◆ **Instructions to follow**
Pick out every line of the entries below where "TEMPERATURE" occurs, and copy those lines.

==== Data supplied

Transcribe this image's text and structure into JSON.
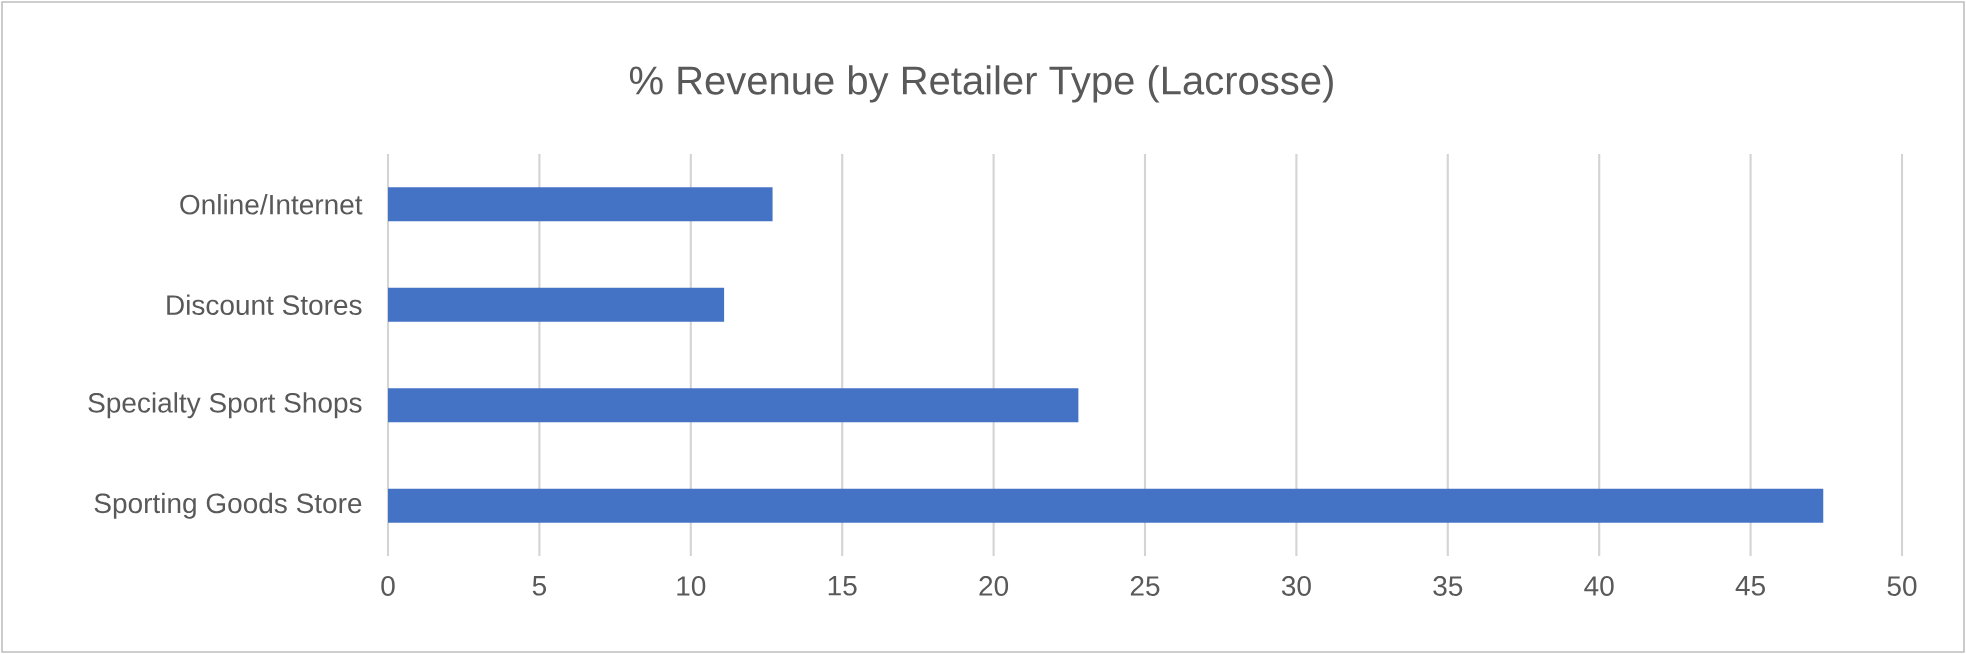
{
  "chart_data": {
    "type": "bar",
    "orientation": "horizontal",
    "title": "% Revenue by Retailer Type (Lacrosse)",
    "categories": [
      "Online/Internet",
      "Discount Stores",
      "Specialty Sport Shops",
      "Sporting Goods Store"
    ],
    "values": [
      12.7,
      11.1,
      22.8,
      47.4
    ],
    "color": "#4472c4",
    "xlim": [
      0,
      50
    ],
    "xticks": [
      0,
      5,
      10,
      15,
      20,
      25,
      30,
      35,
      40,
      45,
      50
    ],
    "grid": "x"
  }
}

========
==== Data supplied

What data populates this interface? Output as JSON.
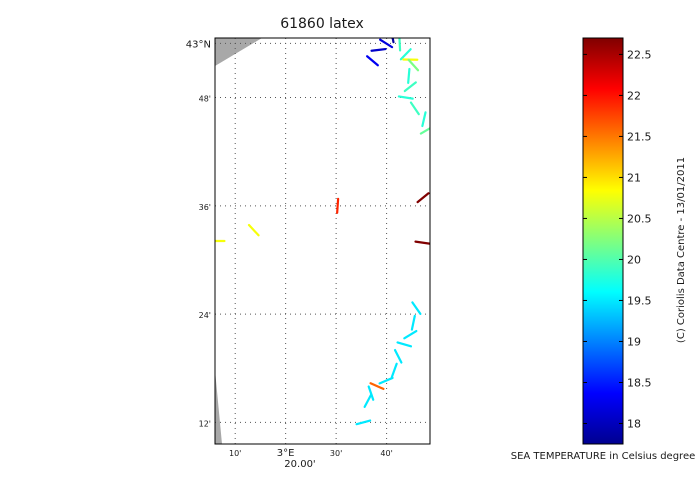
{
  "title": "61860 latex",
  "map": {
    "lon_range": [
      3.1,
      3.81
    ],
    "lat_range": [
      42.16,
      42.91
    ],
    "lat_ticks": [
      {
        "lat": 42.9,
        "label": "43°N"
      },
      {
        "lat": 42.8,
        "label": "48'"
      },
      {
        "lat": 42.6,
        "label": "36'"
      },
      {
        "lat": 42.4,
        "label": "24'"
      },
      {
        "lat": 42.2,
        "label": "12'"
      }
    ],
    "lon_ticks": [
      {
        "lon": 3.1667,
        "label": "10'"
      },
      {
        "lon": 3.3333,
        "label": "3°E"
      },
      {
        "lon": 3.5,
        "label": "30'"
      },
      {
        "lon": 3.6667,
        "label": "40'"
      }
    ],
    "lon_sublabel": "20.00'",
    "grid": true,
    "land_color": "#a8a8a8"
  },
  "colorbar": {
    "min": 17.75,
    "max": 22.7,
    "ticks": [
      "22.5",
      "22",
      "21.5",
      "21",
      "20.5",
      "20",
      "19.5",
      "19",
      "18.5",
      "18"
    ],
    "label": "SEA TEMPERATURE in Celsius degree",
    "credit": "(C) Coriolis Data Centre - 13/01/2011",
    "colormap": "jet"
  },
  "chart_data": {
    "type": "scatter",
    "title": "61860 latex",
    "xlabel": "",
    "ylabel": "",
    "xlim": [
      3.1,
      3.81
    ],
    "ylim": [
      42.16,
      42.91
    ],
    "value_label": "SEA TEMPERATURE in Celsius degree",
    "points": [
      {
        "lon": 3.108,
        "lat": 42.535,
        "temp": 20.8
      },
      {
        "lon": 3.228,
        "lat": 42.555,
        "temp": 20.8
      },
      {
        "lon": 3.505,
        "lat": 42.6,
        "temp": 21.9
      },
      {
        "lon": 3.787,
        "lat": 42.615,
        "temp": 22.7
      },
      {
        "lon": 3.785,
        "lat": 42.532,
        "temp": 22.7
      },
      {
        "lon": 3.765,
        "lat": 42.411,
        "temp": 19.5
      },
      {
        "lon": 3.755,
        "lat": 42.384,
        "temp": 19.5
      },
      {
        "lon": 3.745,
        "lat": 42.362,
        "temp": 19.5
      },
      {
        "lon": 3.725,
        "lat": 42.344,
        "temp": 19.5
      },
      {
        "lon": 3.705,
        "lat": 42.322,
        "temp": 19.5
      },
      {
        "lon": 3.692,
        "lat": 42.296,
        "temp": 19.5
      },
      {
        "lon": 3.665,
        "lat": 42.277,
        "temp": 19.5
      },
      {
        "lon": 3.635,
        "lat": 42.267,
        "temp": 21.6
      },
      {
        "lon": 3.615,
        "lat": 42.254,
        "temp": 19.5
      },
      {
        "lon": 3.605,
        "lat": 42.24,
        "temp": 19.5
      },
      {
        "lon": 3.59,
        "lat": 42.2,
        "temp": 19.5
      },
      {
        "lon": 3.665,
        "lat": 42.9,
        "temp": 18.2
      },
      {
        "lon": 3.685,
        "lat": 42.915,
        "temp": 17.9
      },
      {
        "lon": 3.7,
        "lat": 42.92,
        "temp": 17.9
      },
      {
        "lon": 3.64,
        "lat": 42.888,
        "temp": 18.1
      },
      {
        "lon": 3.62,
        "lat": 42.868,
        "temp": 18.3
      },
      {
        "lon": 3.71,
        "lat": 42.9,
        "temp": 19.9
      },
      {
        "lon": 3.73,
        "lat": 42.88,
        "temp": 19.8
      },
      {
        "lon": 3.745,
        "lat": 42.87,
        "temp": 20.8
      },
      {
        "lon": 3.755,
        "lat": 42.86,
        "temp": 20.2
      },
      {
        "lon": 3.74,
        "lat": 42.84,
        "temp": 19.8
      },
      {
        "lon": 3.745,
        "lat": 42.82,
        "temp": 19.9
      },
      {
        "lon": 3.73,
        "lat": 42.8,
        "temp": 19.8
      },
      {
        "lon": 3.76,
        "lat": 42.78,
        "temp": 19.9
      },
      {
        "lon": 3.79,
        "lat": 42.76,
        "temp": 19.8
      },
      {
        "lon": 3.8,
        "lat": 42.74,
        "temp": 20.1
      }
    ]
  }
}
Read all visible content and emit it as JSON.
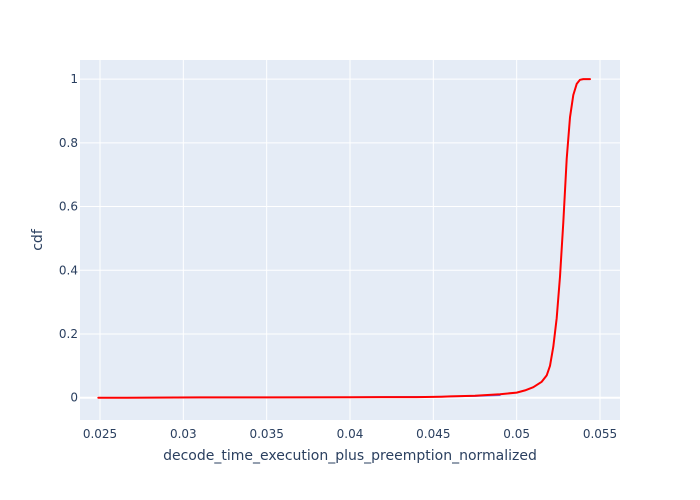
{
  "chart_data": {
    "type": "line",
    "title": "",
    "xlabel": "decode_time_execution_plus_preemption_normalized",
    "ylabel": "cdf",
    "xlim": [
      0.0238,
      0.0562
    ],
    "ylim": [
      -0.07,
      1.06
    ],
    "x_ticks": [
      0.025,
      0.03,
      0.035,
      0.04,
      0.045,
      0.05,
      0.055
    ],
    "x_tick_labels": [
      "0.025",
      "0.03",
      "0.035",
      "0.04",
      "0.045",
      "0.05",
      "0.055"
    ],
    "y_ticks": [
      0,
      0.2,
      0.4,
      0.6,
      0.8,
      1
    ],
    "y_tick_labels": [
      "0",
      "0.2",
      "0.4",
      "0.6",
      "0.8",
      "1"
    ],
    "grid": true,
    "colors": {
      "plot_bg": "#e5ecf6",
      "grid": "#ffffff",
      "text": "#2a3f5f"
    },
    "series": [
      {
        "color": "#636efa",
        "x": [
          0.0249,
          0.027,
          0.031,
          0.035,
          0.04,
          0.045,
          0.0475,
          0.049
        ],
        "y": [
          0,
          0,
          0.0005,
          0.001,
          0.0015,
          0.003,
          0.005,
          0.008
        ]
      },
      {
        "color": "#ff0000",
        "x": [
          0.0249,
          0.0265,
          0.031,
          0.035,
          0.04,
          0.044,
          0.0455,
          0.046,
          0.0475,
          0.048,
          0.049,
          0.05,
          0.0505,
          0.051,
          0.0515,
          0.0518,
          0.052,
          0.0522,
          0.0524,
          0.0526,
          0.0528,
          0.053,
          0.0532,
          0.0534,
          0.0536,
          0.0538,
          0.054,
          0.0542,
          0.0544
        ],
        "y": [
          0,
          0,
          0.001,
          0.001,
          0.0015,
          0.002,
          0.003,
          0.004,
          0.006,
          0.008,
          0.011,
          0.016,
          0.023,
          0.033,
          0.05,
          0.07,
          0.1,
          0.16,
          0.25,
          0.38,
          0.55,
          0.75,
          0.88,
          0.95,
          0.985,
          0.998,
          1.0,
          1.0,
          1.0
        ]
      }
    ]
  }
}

========
==== Data supplied

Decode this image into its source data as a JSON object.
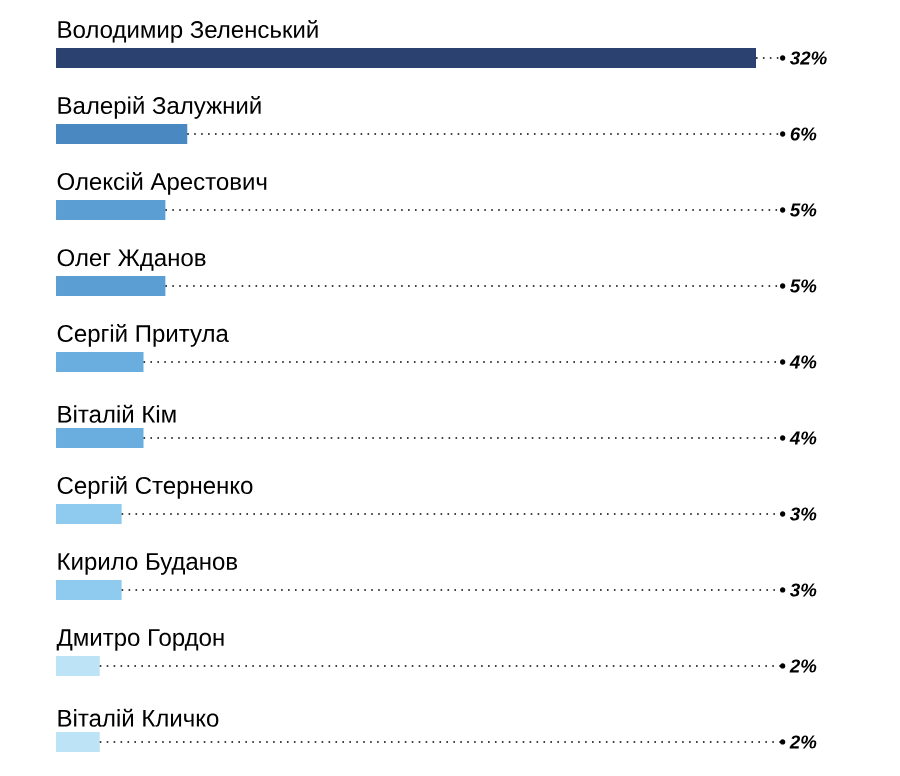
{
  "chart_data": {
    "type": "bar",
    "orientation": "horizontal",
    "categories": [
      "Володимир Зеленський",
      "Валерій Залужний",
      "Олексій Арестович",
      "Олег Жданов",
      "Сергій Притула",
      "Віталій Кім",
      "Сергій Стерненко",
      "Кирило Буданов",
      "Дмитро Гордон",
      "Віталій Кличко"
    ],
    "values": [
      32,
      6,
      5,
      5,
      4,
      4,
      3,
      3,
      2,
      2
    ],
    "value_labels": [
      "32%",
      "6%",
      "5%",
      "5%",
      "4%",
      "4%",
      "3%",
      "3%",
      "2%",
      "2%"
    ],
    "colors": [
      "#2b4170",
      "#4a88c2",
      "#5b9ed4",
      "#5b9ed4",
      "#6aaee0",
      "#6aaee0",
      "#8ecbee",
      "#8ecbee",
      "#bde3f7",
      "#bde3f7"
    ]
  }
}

========

◆ **Task output**
    "label": "SEA TEMPERATURE in Celsius degree",
    "value_label": "SEA TEMPERATURE in Celsius degree",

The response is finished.